**Excerpt from a dataset:**
────────────────

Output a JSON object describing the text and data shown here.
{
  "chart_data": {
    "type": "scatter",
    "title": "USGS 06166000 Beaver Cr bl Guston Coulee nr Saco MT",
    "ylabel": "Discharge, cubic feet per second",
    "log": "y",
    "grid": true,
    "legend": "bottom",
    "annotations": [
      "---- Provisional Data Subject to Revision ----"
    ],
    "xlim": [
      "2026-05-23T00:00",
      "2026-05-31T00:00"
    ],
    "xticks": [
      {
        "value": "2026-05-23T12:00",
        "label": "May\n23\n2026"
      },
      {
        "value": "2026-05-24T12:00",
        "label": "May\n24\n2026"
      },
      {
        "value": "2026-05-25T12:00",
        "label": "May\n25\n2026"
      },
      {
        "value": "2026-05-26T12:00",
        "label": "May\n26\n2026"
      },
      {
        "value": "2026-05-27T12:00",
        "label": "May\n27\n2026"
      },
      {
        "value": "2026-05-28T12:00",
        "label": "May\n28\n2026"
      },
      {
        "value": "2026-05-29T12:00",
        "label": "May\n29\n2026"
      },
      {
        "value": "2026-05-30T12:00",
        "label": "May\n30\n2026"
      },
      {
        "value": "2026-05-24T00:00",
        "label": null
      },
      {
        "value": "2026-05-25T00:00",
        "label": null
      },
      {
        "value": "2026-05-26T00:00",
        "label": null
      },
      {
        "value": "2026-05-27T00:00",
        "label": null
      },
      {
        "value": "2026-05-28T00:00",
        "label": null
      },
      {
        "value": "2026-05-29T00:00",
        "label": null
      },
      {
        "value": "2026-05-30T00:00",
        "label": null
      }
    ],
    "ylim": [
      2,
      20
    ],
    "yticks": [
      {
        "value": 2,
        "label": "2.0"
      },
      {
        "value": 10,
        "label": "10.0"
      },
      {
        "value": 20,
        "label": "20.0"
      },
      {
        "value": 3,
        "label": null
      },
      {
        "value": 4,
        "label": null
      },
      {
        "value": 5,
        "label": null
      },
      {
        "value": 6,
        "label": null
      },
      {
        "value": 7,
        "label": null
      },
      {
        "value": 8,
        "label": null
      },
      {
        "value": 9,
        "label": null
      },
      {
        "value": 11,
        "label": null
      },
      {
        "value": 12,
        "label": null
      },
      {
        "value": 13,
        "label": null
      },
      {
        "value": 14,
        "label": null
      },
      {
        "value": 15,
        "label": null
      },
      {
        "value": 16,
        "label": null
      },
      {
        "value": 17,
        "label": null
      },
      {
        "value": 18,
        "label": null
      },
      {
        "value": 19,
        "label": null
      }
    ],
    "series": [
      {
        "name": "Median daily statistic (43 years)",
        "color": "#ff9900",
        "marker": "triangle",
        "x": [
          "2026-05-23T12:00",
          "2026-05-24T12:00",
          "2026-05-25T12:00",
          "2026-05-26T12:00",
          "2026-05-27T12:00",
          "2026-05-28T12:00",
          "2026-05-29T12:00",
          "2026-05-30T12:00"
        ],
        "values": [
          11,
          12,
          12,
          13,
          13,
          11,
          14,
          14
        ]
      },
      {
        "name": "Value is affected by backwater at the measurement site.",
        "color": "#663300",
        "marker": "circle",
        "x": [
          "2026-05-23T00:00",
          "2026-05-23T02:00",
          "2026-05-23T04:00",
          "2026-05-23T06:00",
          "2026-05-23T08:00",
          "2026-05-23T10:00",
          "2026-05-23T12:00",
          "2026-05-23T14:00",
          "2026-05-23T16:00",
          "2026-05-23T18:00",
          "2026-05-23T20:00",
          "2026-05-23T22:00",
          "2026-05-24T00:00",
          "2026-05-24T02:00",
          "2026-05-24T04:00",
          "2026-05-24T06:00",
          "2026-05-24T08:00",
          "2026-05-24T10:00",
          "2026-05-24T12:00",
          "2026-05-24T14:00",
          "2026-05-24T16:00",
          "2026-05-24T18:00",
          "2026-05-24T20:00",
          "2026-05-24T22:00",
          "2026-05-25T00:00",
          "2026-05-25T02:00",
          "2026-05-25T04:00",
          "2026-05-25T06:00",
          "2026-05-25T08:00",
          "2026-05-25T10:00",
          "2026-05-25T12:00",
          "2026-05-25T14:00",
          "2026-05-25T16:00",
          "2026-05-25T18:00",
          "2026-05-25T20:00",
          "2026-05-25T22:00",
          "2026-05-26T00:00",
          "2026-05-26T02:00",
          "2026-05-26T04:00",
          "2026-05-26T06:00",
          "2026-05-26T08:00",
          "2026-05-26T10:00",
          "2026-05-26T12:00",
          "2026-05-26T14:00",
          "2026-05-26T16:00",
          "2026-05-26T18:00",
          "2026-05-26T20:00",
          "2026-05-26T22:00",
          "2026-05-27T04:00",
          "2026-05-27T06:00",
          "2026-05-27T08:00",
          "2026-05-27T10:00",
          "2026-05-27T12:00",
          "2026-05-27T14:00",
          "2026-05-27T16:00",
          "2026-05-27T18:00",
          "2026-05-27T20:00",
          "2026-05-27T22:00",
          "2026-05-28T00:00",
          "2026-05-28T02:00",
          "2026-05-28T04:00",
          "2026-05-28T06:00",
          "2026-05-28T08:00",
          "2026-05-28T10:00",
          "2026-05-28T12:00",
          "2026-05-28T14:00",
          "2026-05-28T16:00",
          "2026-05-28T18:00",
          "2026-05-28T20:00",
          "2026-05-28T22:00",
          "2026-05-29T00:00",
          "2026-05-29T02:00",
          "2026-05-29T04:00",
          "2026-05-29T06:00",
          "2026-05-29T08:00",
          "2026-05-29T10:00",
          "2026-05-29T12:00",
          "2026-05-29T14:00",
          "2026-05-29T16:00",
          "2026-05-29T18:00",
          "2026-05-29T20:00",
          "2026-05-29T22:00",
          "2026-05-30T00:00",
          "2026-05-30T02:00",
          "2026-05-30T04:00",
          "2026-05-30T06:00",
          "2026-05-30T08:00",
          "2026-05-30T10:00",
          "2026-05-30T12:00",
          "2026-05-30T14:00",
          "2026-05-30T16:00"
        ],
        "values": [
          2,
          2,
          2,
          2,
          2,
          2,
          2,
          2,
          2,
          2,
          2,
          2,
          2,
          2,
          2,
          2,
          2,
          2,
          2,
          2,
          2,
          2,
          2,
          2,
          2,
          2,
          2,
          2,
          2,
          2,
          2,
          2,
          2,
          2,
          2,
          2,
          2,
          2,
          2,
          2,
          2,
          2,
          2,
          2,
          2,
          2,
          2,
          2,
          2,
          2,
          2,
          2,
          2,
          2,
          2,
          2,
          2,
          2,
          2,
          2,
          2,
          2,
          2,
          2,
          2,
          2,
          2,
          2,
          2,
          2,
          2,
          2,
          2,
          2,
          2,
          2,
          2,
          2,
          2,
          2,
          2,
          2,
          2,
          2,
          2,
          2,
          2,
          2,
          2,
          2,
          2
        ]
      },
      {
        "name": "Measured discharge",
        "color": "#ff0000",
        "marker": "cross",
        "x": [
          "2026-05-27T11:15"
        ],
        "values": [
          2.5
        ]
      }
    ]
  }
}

────────────────

**Written exercise:**
Copy the records above exactly.

**The completed task:**
Output a JSON object describing the text and data shown here.
{
  "chart_data": {
    "type": "scatter",
    "title": "USGS 06166000 Beaver Cr bl Guston Coulee nr Saco MT",
    "ylabel": "Discharge, cubic feet per second",
    "log": "y",
    "grid": true,
    "legend": "bottom",
    "annotations": [
      "---- Provisional Data Subject to Revision ----"
    ],
    "xlim": [
      "2026-05-23T00:00",
      "2026-05-31T00:00"
    ],
    "xticks": [
      {
        "value": "2026-05-23T12:00",
        "label": "May\n23\n2026"
      },
      {
        "value": "2026-05-24T12:00",
        "label": "May\n24\n2026"
      },
      {
        "value": "2026-05-25T12:00",
        "label": "May\n25\n2026"
      },
      {
        "value": "2026-05-26T12:00",
        "label": "May\n26\n2026"
      },
      {
        "value": "2026-05-27T12:00",
        "label": "May\n27\n2026"
      },
      {
        "value": "2026-05-28T12:00",
        "label": "May\n28\n2026"
      },
      {
        "value": "2026-05-29T12:00",
        "label": "May\n29\n2026"
      },
      {
        "value": "2026-05-30T12:00",
        "label": "May\n30\n2026"
      },
      {
        "value": "2026-05-24T00:00",
        "label": null
      },
      {
        "value": "2026-05-25T00:00",
        "label": null
      },
      {
        "value": "2026-05-26T00:00",
        "label": null
      },
      {
        "value": "2026-05-27T00:00",
        "label": null
      },
      {
        "value": "2026-05-28T00:00",
        "label": null
      },
      {
        "value": "2026-05-29T00:00",
        "label": null
      },
      {
        "value": "2026-05-30T00:00",
        "label": null
      }
    ],
    "ylim": [
      2,
      20
    ],
    "yticks": [
      {
        "value": 2,
        "label": "2.0"
      },
      {
        "value": 10,
        "label": "10.0"
      },
      {
        "value": 20,
        "label": "20.0"
      },
      {
        "value": 3,
        "label": null
      },
      {
        "value": 4,
        "label": null
      },
      {
        "value": 5,
        "label": null
      },
      {
        "value": 6,
        "label": null
      },
      {
        "value": 7,
        "label": null
      },
      {
        "value": 8,
        "label": null
      },
      {
        "value": 9,
        "label": null
      },
      {
        "value": 11,
        "label": null
      },
      {
        "value": 12,
        "label": null
      },
      {
        "value": 13,
        "label": null
      },
      {
        "value": 14,
        "label": null
      },
      {
        "value": 15,
        "label": null
      },
      {
        "value": 16,
        "label": null
      },
      {
        "value": 17,
        "label": null
      },
      {
        "value": 18,
        "label": null
      },
      {
        "value": 19,
        "label": null
      }
    ],
    "series": [
      {
        "name": "Median daily statistic (43 years)",
        "color": "#ff9900",
        "marker": "triangle",
        "x": [
          "2026-05-23T12:00",
          "2026-05-24T12:00",
          "2026-05-25T12:00",
          "2026-05-26T12:00",
          "2026-05-27T12:00",
          "2026-05-28T12:00",
          "2026-05-29T12:00",
          "2026-05-30T12:00"
        ],
        "values": [
          11,
          12,
          12,
          13,
          13,
          11,
          14,
          14
        ]
      },
      {
        "name": "Value is affected by backwater at the measurement site.",
        "color": "#663300",
        "marker": "circle",
        "x": [
          "2026-05-23T00:00",
          "2026-05-23T02:00",
          "2026-05-23T04:00",
          "2026-05-23T06:00",
          "2026-05-23T08:00",
          "2026-05-23T10:00",
          "2026-05-23T12:00",
          "2026-05-23T14:00",
          "2026-05-23T16:00",
          "2026-05-23T18:00",
          "2026-05-23T20:00",
          "2026-05-23T22:00",
          "2026-05-24T00:00",
          "2026-05-24T02:00",
          "2026-05-24T04:00",
          "2026-05-24T06:00",
          "2026-05-24T08:00",
          "2026-05-24T10:00",
          "2026-05-24T12:00",
          "2026-05-24T14:00",
          "2026-05-24T16:00",
          "2026-05-24T18:00",
          "2026-05-24T20:00",
          "2026-05-24T22:00",
          "2026-05-25T00:00",
          "2026-05-25T02:00",
          "2026-05-25T04:00",
          "2026-05-25T06:00",
          "2026-05-25T08:00",
          "2026-05-25T10:00",
          "2026-05-25T12:00",
          "2026-05-25T14:00",
          "2026-05-25T16:00",
          "2026-05-25T18:00",
          "2026-05-25T20:00",
          "2026-05-25T22:00",
          "2026-05-26T00:00",
          "2026-05-26T02:00",
          "2026-05-26T04:00",
          "2026-05-26T06:00",
          "2026-05-26T08:00",
          "2026-05-26T10:00",
          "2026-05-26T12:00",
          "2026-05-26T14:00",
          "2026-05-26T16:00",
          "2026-05-26T18:00",
          "2026-05-26T20:00",
          "2026-05-26T22:00",
          "2026-05-27T04:00",
          "2026-05-27T06:00",
          "2026-05-27T08:00",
          "2026-05-27T10:00",
          "2026-05-27T12:00",
          "2026-05-27T14:00",
          "2026-05-27T16:00",
          "2026-05-27T18:00",
          "2026-05-27T20:00",
          "2026-05-27T22:00",
          "2026-05-28T00:00",
          "2026-05-28T02:00",
          "2026-05-28T04:00",
          "2026-05-28T06:00",
          "2026-05-28T08:00",
          "2026-05-28T10:00",
          "2026-05-28T12:00",
          "2026-05-28T14:00",
          "2026-05-28T16:00",
          "2026-05-28T18:00",
          "2026-05-28T20:00",
          "2026-05-28T22:00",
          "2026-05-29T00:00",
          "2026-05-29T02:00",
          "2026-05-29T04:00",
          "2026-05-29T06:00",
          "2026-05-29T08:00",
          "2026-05-29T10:00",
          "2026-05-29T12:00",
          "2026-05-29T14:00",
          "2026-05-29T16:00",
          "2026-05-29T18:00",
          "2026-05-29T20:00",
          "2026-05-29T22:00",
          "2026-05-30T00:00",
          "2026-05-30T02:00",
          "2026-05-30T04:00",
          "2026-05-30T06:00",
          "2026-05-30T08:00",
          "2026-05-30T10:00",
          "2026-05-30T12:00",
          "2026-05-30T14:00",
          "2026-05-30T16:00"
        ],
        "values": [
          2,
          2,
          2,
          2,
          2,
          2,
          2,
          2,
          2,
          2,
          2,
          2,
          2,
          2,
          2,
          2,
          2,
          2,
          2,
          2,
          2,
          2,
          2,
          2,
          2,
          2,
          2,
          2,
          2,
          2,
          2,
          2,
          2,
          2,
          2,
          2,
          2,
          2,
          2,
          2,
          2,
          2,
          2,
          2,
          2,
          2,
          2,
          2,
          2,
          2,
          2,
          2,
          2,
          2,
          2,
          2,
          2,
          2,
          2,
          2,
          2,
          2,
          2,
          2,
          2,
          2,
          2,
          2,
          2,
          2,
          2,
          2,
          2,
          2,
          2,
          2,
          2,
          2,
          2,
          2,
          2,
          2,
          2,
          2,
          2,
          2,
          2,
          2,
          2,
          2,
          2
        ]
      },
      {
        "name": "Measured discharge",
        "color": "#ff0000",
        "marker": "cross",
        "x": [
          "2026-05-27T11:15"
        ],
        "values": [
          2.5
        ]
      }
    ]
  }
}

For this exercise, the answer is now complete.